Given problem - Make an exact copy of all the entries, but do not reproduce the pictures.

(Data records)

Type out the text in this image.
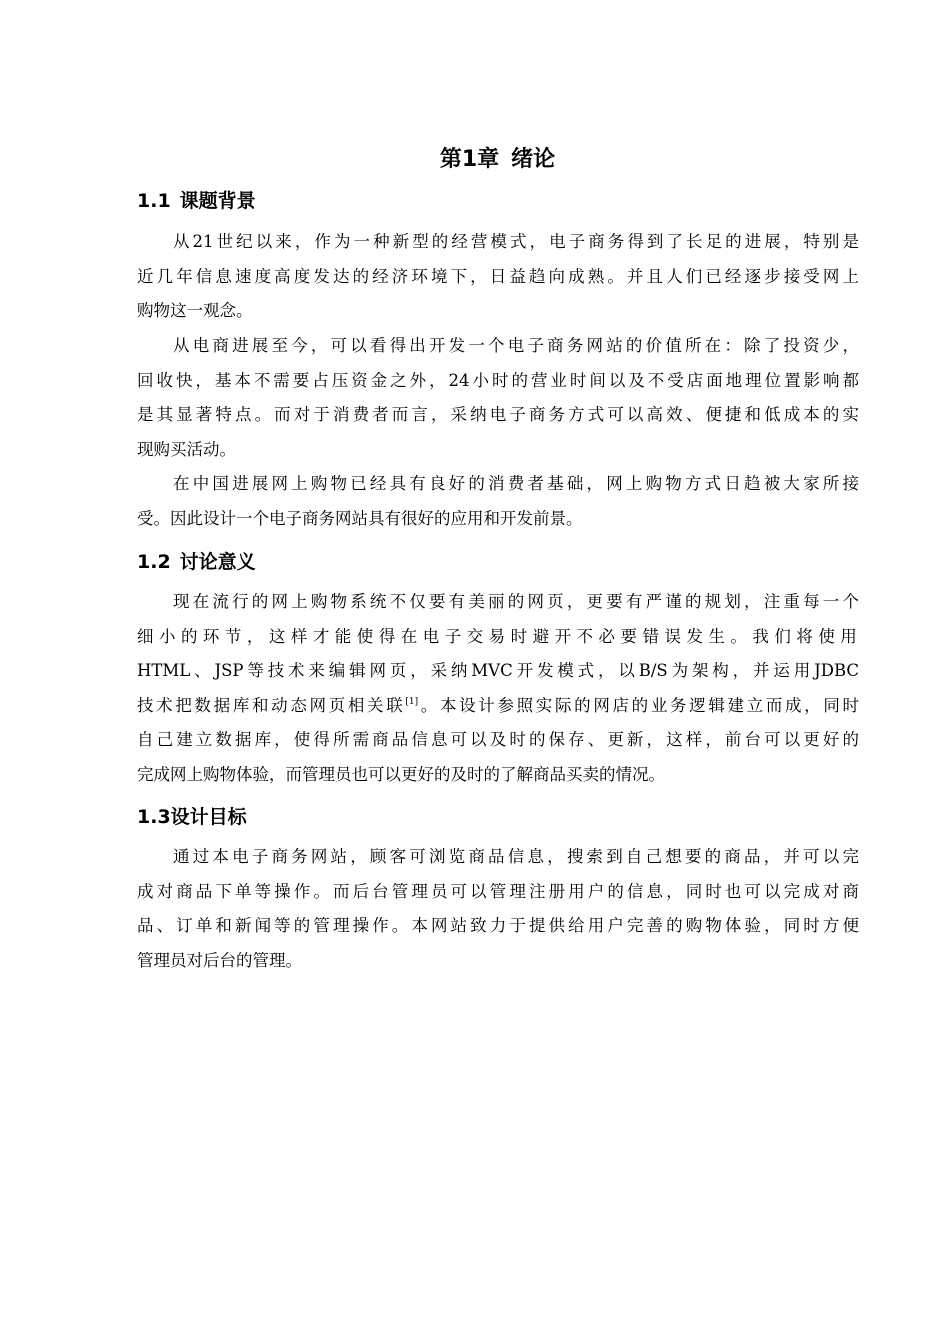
第1章 绪论
1.1 课题背景
从21世纪以来，作为一种新型的经营模式，电子商务得到了长足的进展，特别是
近几年信息速度高度发达的经济环境下，日益趋向成熟。并且人们已经逐步接受网上
购物这一观念。
从电商进展至今，可以看得出开发一个电子商务网站的价值所在：除了投资少，
回收快，基本不需要占压资金之外，24小时的营业时间以及不受店面地理位置影响都
是其显著特点。而对于消费者而言，采纳电子商务方式可以高效、便捷和低成本的实
现购买活动。
在中国进展网上购物已经具有良好的消费者基础，网上购物方式日趋被大家所接
受。因此设计一个电子商务网站具有很好的应用和开发前景。
1.2 讨论意义
现在流行的网上购物系统不仅要有美丽的网页，更要有严谨的规划，注重每一个
细小的环节，这样才能使得在电子交易时避开不必要错误发生。我们将使用
HTML、JSP等技术来编辑网页，采纳MVC开发模式，以B/S为架构，并运用JDBC
技术把数据库和动态网页相关联[1]。本设计参照实际的网店的业务逻辑建立而成，同时
自己建立数据库，使得所需商品信息可以及时的保存、更新，这样，前台可以更好的
完成网上购物体验，而管理员也可以更好的及时的了解商品买卖的情况。
1.3设计目标
通过本电子商务网站，顾客可浏览商品信息，搜索到自己想要的商品，并可以完
成对商品下单等操作。而后台管理员可以管理注册用户的信息，同时也可以完成对商
品、订单和新闻等的管理操作。本网站致力于提供给用户完善的购物体验，同时方便
管理员对后台的管理。
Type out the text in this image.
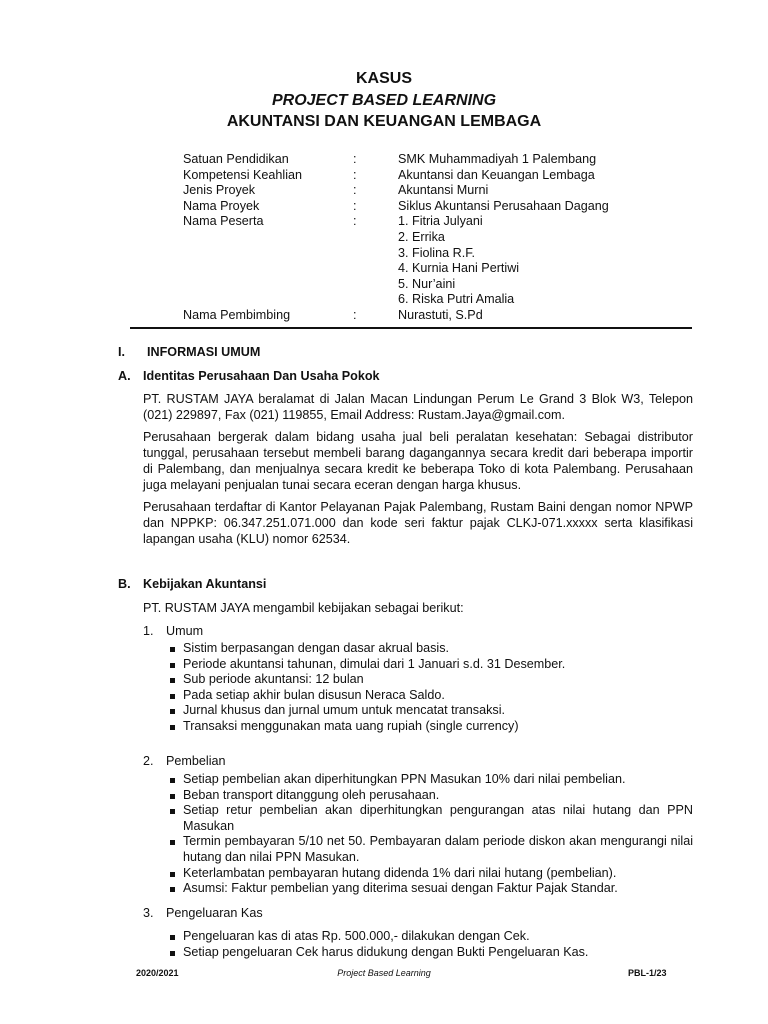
KASUS
PROJECT BASED LEARNING
AKUNTANSI DAN KEUANGAN LEMBAGA
Satuan Pendidikan	:	SMK Muhammadiyah 1 Palembang
Kompetensi Keahlian	:	Akuntansi dan Keuangan Lembaga
Jenis Proyek	:	Akuntansi Murni
Nama Proyek	:	Siklus Akuntansi Perusahaan Dagang
Nama Peserta	:	1. Fitria Julyani
2. Errika
3. Fiolina R.F.
4. Kurnia Hani Pertiwi
5. Nur’aini
6. Riska Putri Amalia
Nama Pembimbing	:	Nurastuti, S.Pd
I. INFORMASI UMUM
A. Identitas Perusahaan Dan Usaha Pokok
PT. RUSTAM JAYA beralamat di Jalan Macan Lindungan Perum Le Grand 3 Blok W3, Telepon (021) 229897, Fax (021) 119855, Email Address: Rustam.Jaya@gmail.com.
Perusahaan bergerak dalam bidang usaha jual beli peralatan kesehatan: Sebagai distributor tunggal, perusahaan tersebut membeli barang dagangannya secara kredit dari beberapa importir di Palembang, dan menjualnya secara kredit ke beberapa Toko di kota Palembang. Perusahaan juga melayani penjualan tunai secara eceran dengan harga khusus.
Perusahaan terdaftar di Kantor Pelayanan Pajak Palembang, Rustam Baini dengan nomor NPWP dan NPPKP: 06.347.251.071.000 dan kode seri faktur pajak CLKJ-071.xxxxx serta klasifikasi lapangan usaha (KLU) nomor 62534.
B. Kebijakan Akuntansi
PT. RUSTAM JAYA mengambil kebijakan sebagai berikut:
1. Umum
Sistim berpasangan dengan dasar akrual basis.
Periode akuntansi tahunan, dimulai dari 1 Januari s.d. 31 Desember.
Sub periode akuntansi: 12 bulan
Pada setiap akhir bulan disusun Neraca Saldo.
Jurnal khusus dan jurnal umum untuk mencatat transaksi.
Transaksi menggunakan mata uang rupiah (single currency)
2. Pembelian
Setiap pembelian akan diperhitungkan PPN Masukan 10% dari nilai pembelian.
Beban transport ditanggung oleh perusahaan.
Setiap retur pembelian akan diperhitungkan pengurangan atas nilai hutang dan PPN Masukan
Termin pembayaran 5/10 net 50. Pembayaran dalam periode diskon akan mengurangi nilai hutang dan nilai PPN Masukan.
Keterlambatan pembayaran hutang didenda 1% dari nilai hutang (pembelian).
Asumsi: Faktur pembelian yang diterima sesuai dengan Faktur Pajak Standar.
3. Pengeluaran Kas
Pengeluaran kas di atas Rp. 500.000,- dilakukan dengan Cek.
Setiap pengeluaran Cek harus didukung dengan Bukti Pengeluaran Kas.
2020/2021	Project Based Learning	PBL-1/23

Result of the task -
Type out the text in this image.
第1章 绪论
1.1 课题背景
从21世纪以来，作为一种新型的经营模式，电子商务得到了长足的进展，特别是
近几年信息速度高度发达的经济环境下，日益趋向成熟。并且人们已经逐步接受网上
购物这一观念。
从电商进展至今，可以看得出开发一个电子商务网站的价值所在：除了投资少，
回收快，基本不需要占压资金之外，24小时的营业时间以及不受店面地理位置影响都
是其显著特点。而对于消费者而言，采纳电子商务方式可以高效、便捷和低成本的实
现购买活动。
在中国进展网上购物已经具有良好的消费者基础，网上购物方式日趋被大家所接
受。因此设计一个电子商务网站具有很好的应用和开发前景。
1.2 讨论意义
现在流行的网上购物系统不仅要有美丽的网页，更要有严谨的规划，注重每一个
细小的环节，这样才能使得在电子交易时避开不必要错误发生。我们将使用
HTML、JSP等技术来编辑网页，采纳MVC开发模式，以B/S为架构，并运用JDBC
技术把数据库和动态网页相关联[1]。本设计参照实际的网店的业务逻辑建立而成，同时
自己建立数据库，使得所需商品信息可以及时的保存、更新，这样，前台可以更好的
完成网上购物体验，而管理员也可以更好的及时的了解商品买卖的情况。
1.3设计目标
通过本电子商务网站，顾客可浏览商品信息，搜索到自己想要的商品，并可以完
成对商品下单等操作。而后台管理员可以管理注册用户的信息，同时也可以完成对商
品、订单和新闻等的管理操作。本网站致力于提供给用户完善的购物体验，同时方便
管理员对后台的管理。
Type out the text in this image.
KASUS
PROJECT BASED LEARNING
AKUNTANSI DAN KEUANGAN LEMBAGA
Satuan Pendidikan	:	SMK Muhammadiyah 1 Palembang
Kompetensi Keahlian	:	Akuntansi dan Keuangan Lembaga
Jenis Proyek	:	Akuntansi Murni
Nama Proyek	:	Siklus Akuntansi Perusahaan Dagang
Nama Peserta	:	1. Fitria Julyani
2. Errika
3. Fiolina R.F.
4. Kurnia Hani Pertiwi
5. Nur’aini
6. Riska Putri Amalia
Nama Pembimbing	:	Nurastuti, S.Pd
I. INFORMASI UMUM
A. Identitas Perusahaan Dan Usaha Pokok
PT. RUSTAM JAYA beralamat di Jalan Macan Lindungan Perum Le Grand 3 Blok W3, Telepon (021) 229897, Fax (021) 119855, Email Address: Rustam.Jaya@gmail.com.
Perusahaan bergerak dalam bidang usaha jual beli peralatan kesehatan: Sebagai distributor tunggal, perusahaan tersebut membeli barang dagangannya secara kredit dari beberapa importir di Palembang, dan menjualnya secara kredit ke beberapa Toko di kota Palembang. Perusahaan juga melayani penjualan tunai secara eceran dengan harga khusus.
Perusahaan terdaftar di Kantor Pelayanan Pajak Palembang, Rustam Baini dengan nomor NPWP dan NPPKP: 06.347.251.071.000 dan kode seri faktur pajak CLKJ-071.xxxxx serta klasifikasi lapangan usaha (KLU) nomor 62534.
B. Kebijakan Akuntansi
PT. RUSTAM JAYA mengambil kebijakan sebagai berikut:
1. Umum
Sistim berpasangan dengan dasar akrual basis.
Periode akuntansi tahunan, dimulai dari 1 Januari s.d. 31 Desember.
Sub periode akuntansi: 12 bulan
Pada setiap akhir bulan disusun Neraca Saldo.
Jurnal khusus dan jurnal umum untuk mencatat transaksi.
Transaksi menggunakan mata uang rupiah (single currency)
2. Pembelian
Setiap pembelian akan diperhitungkan PPN Masukan 10% dari nilai pembelian.
Beban transport ditanggung oleh perusahaan.
Setiap retur pembelian akan diperhitungkan pengurangan atas nilai hutang dan PPN Masukan
Termin pembayaran 5/10 net 50. Pembayaran dalam periode diskon akan mengurangi nilai hutang dan nilai PPN Masukan.
Keterlambatan pembayaran hutang didenda 1% dari nilai hutang (pembelian).
Asumsi: Faktur pembelian yang diterima sesuai dengan Faktur Pajak Standar.
3. Pengeluaran Kas
Pengeluaran kas di atas Rp. 500.000,- dilakukan dengan Cek.
Setiap pengeluaran Cek harus didukung dengan Bukti Pengeluaran Kas.
2020/2021	Project Based Learning	PBL-1/23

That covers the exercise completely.